■ **Problem description**
Report how many lines of the following entries include the string "либо"; respond with the number alone.

+++ Excerpted records

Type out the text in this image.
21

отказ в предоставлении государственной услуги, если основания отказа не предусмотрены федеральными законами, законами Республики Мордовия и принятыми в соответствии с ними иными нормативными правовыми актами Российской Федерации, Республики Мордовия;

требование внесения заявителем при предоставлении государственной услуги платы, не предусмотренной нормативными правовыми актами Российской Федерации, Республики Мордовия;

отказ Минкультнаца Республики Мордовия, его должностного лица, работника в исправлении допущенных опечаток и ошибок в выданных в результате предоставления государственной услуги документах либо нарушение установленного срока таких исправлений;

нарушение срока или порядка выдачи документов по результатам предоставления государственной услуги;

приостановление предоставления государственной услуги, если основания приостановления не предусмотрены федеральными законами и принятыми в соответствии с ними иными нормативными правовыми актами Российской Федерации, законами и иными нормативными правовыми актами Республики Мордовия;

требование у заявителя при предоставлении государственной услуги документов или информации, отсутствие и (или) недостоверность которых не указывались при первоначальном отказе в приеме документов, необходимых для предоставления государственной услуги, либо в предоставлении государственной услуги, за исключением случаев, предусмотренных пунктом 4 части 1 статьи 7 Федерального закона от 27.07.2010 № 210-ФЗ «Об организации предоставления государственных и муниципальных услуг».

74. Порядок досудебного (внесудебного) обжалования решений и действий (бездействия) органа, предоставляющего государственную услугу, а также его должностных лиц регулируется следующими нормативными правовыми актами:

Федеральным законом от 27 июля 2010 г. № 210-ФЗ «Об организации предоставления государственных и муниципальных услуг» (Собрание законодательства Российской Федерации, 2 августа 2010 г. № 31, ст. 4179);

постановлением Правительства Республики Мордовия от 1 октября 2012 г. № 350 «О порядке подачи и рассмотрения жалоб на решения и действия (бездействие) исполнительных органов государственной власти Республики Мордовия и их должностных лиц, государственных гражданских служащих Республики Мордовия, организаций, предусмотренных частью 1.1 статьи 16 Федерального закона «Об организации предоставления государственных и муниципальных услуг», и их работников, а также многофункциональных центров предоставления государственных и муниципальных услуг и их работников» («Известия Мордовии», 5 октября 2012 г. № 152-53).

++++++
+++ Excerpted records

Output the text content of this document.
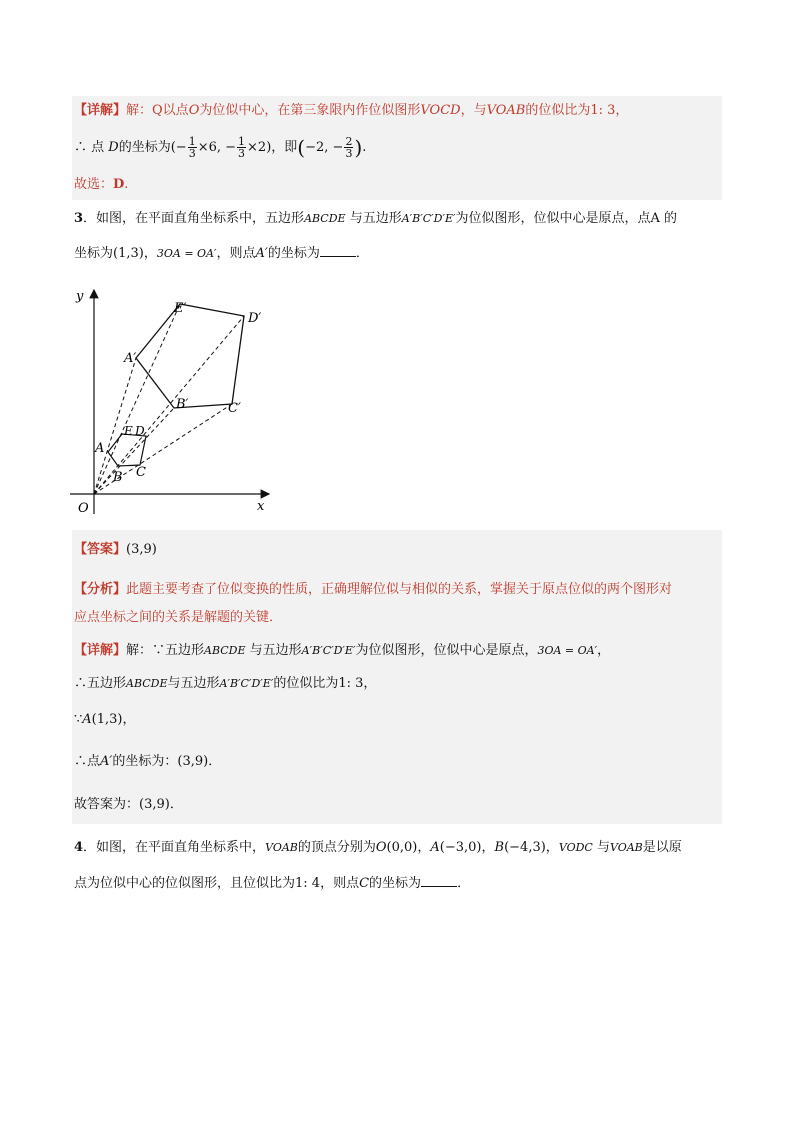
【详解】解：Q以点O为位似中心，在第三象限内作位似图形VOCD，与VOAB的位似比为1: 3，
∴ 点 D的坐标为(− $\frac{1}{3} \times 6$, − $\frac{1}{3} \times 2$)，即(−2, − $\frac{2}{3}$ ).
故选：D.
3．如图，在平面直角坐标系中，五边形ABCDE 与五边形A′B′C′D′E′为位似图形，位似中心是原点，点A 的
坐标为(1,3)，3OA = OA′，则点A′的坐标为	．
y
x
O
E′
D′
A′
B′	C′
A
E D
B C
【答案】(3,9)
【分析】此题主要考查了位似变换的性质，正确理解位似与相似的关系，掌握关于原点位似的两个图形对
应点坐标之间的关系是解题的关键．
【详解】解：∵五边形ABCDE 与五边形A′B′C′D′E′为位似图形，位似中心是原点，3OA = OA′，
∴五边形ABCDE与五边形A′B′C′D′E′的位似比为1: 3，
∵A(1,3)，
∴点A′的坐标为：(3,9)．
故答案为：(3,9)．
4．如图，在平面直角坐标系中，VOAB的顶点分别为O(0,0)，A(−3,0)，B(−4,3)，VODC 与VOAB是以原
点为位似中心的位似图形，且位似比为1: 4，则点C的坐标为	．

++++++

■ **Exercise result**
2